## Aim
Reproduce all the entries precisely.

## The records
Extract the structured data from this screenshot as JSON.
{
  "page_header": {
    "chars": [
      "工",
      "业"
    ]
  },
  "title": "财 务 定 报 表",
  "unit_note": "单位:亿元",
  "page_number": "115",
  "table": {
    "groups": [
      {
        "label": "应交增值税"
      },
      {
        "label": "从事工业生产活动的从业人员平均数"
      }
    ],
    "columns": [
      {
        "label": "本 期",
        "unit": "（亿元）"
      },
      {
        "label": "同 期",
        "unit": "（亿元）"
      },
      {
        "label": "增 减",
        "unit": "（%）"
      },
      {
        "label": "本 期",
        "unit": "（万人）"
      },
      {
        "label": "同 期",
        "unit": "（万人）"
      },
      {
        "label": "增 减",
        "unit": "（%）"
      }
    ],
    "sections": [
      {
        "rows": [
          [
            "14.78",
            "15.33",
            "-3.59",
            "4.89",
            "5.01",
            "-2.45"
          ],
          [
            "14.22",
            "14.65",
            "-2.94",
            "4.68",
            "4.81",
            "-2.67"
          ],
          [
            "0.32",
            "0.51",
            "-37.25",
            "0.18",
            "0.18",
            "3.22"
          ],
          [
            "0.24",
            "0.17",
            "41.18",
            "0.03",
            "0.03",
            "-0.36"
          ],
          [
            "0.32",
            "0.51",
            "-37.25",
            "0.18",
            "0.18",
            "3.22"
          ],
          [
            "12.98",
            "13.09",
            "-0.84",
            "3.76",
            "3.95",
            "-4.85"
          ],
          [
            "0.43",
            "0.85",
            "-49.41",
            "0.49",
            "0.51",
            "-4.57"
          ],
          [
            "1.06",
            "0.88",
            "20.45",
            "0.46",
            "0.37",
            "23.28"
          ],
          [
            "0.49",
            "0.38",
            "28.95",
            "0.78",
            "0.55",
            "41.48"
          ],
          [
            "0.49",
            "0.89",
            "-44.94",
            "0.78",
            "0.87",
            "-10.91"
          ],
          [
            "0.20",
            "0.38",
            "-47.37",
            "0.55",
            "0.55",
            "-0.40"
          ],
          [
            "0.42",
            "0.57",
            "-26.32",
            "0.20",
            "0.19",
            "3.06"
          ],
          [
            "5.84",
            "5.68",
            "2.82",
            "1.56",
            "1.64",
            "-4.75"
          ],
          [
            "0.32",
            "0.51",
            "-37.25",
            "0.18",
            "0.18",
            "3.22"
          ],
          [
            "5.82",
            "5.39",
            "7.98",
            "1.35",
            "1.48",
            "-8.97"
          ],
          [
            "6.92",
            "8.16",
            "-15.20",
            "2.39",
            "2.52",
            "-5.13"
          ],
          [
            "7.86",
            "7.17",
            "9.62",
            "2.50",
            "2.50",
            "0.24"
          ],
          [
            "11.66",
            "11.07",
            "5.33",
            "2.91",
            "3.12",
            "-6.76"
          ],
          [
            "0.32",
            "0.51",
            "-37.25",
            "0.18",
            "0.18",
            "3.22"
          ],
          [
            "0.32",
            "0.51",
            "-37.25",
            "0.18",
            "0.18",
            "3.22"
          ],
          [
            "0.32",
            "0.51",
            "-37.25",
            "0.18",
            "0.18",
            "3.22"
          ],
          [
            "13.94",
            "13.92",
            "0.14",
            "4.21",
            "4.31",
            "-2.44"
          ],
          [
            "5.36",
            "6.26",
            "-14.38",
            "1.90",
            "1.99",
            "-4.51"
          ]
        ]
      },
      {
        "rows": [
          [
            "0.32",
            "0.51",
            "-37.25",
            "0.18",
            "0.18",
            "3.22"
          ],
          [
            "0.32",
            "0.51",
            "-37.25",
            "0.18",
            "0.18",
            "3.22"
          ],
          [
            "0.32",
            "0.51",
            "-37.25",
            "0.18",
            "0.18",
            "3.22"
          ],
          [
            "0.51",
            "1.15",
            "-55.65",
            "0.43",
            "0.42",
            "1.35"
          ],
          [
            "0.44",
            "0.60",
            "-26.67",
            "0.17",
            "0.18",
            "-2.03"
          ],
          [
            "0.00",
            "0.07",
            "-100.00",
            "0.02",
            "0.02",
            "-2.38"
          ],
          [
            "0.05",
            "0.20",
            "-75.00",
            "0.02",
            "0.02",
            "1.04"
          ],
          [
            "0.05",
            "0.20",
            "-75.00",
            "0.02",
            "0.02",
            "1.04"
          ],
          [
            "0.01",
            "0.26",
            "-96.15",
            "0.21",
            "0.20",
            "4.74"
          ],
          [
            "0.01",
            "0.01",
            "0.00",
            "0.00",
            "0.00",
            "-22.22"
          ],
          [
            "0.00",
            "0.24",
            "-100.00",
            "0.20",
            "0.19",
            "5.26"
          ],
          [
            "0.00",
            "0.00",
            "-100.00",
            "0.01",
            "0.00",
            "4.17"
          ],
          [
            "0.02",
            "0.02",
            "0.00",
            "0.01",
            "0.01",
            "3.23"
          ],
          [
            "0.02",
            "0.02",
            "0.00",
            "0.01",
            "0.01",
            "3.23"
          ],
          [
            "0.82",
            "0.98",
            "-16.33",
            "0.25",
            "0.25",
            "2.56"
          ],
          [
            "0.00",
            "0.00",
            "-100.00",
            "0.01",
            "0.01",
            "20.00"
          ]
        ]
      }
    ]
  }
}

## Exercise result
Extract the structured data from this screenshot as JSON.
{
  "page_header": {
    "chars": [
      "工",
      "业"
    ]
  },
  "title": "财 务 定 报 表",
  "unit_note": "单位:亿元",
  "page_number": "115",
  "table": {
    "groups": [
      {
        "label": "应交增值税"
      },
      {
        "label": "从事工业生产活动的从业人员平均数"
      }
    ],
    "columns": [
      {
        "label": "本 期",
        "unit": "（亿元）"
      },
      {
        "label": "同 期",
        "unit": "（亿元）"
      },
      {
        "label": "增 减",
        "unit": "（%）"
      },
      {
        "label": "本 期",
        "unit": "（万人）"
      },
      {
        "label": "同 期",
        "unit": "（万人）"
      },
      {
        "label": "增 减",
        "unit": "（%）"
      }
    ],
    "sections": [
      {
        "rows": [
          [
            "14.78",
            "15.33",
            "-3.59",
            "4.89",
            "5.01",
            "-2.45"
          ],
          [
            "14.22",
            "14.65",
            "-2.94",
            "4.68",
            "4.81",
            "-2.67"
          ],
          [
            "0.32",
            "0.51",
            "-37.25",
            "0.18",
            "0.18",
            "3.22"
          ],
          [
            "0.24",
            "0.17",
            "41.18",
            "0.03",
            "0.03",
            "-0.36"
          ],
          [
            "0.32",
            "0.51",
            "-37.25",
            "0.18",
            "0.18",
            "3.22"
          ],
          [
            "12.98",
            "13.09",
            "-0.84",
            "3.76",
            "3.95",
            "-4.85"
          ],
          [
            "0.43",
            "0.85",
            "-49.41",
            "0.49",
            "0.51",
            "-4.57"
          ],
          [
            "1.06",
            "0.88",
            "20.45",
            "0.46",
            "0.37",
            "23.28"
          ],
          [
            "0.49",
            "0.38",
            "28.95",
            "0.78",
            "0.55",
            "41.48"
          ],
          [
            "0.49",
            "0.89",
            "-44.94",
            "0.78",
            "0.87",
            "-10.91"
          ],
          [
            "0.20",
            "0.38",
            "-47.37",
            "0.55",
            "0.55",
            "-0.40"
          ],
          [
            "0.42",
            "0.57",
            "-26.32",
            "0.20",
            "0.19",
            "3.06"
          ],
          [
            "5.84",
            "5.68",
            "2.82",
            "1.56",
            "1.64",
            "-4.75"
          ],
          [
            "0.32",
            "0.51",
            "-37.25",
            "0.18",
            "0.18",
            "3.22"
          ],
          [
            "5.82",
            "5.39",
            "7.98",
            "1.35",
            "1.48",
            "-8.97"
          ],
          [
            "6.92",
            "8.16",
            "-15.20",
            "2.39",
            "2.52",
            "-5.13"
          ],
          [
            "7.86",
            "7.17",
            "9.62",
            "2.50",
            "2.50",
            "0.24"
          ],
          [
            "11.66",
            "11.07",
            "5.33",
            "2.91",
            "3.12",
            "-6.76"
          ],
          [
            "0.32",
            "0.51",
            "-37.25",
            "0.18",
            "0.18",
            "3.22"
          ],
          [
            "0.32",
            "0.51",
            "-37.25",
            "0.18",
            "0.18",
            "3.22"
          ],
          [
            "0.32",
            "0.51",
            "-37.25",
            "0.18",
            "0.18",
            "3.22"
          ],
          [
            "13.94",
            "13.92",
            "0.14",
            "4.21",
            "4.31",
            "-2.44"
          ],
          [
            "5.36",
            "6.26",
            "-14.38",
            "1.90",
            "1.99",
            "-4.51"
          ]
        ]
      },
      {
        "rows": [
          [
            "0.32",
            "0.51",
            "-37.25",
            "0.18",
            "0.18",
            "3.22"
          ],
          [
            "0.32",
            "0.51",
            "-37.25",
            "0.18",
            "0.18",
            "3.22"
          ],
          [
            "0.32",
            "0.51",
            "-37.25",
            "0.18",
            "0.18",
            "3.22"
          ],
          [
            "0.51",
            "1.15",
            "-55.65",
            "0.43",
            "0.42",
            "1.35"
          ],
          [
            "0.44",
            "0.60",
            "-26.67",
            "0.17",
            "0.18",
            "-2.03"
          ],
          [
            "0.00",
            "0.07",
            "-100.00",
            "0.02",
            "0.02",
            "-2.38"
          ],
          [
            "0.05",
            "0.20",
            "-75.00",
            "0.02",
            "0.02",
            "1.04"
          ],
          [
            "0.05",
            "0.20",
            "-75.00",
            "0.02",
            "0.02",
            "1.04"
          ],
          [
            "0.01",
            "0.26",
            "-96.15",
            "0.21",
            "0.20",
            "4.74"
          ],
          [
            "0.01",
            "0.01",
            "0.00",
            "0.00",
            "0.00",
            "-22.22"
          ],
          [
            "0.00",
            "0.24",
            "-100.00",
            "0.20",
            "0.19",
            "5.26"
          ],
          [
            "0.00",
            "0.00",
            "-100.00",
            "0.01",
            "0.00",
            "4.17"
          ],
          [
            "0.02",
            "0.02",
            "0.00",
            "0.01",
            "0.01",
            "3.23"
          ],
          [
            "0.02",
            "0.02",
            "0.00",
            "0.01",
            "0.01",
            "3.23"
          ],
          [
            "0.82",
            "0.98",
            "-16.33",
            "0.25",
            "0.25",
            "2.56"
          ],
          [
            "0.00",
            "0.00",
            "-100.00",
            "0.01",
            "0.01",
            "20.00"
          ]
        ]
      }
    ]
  }
}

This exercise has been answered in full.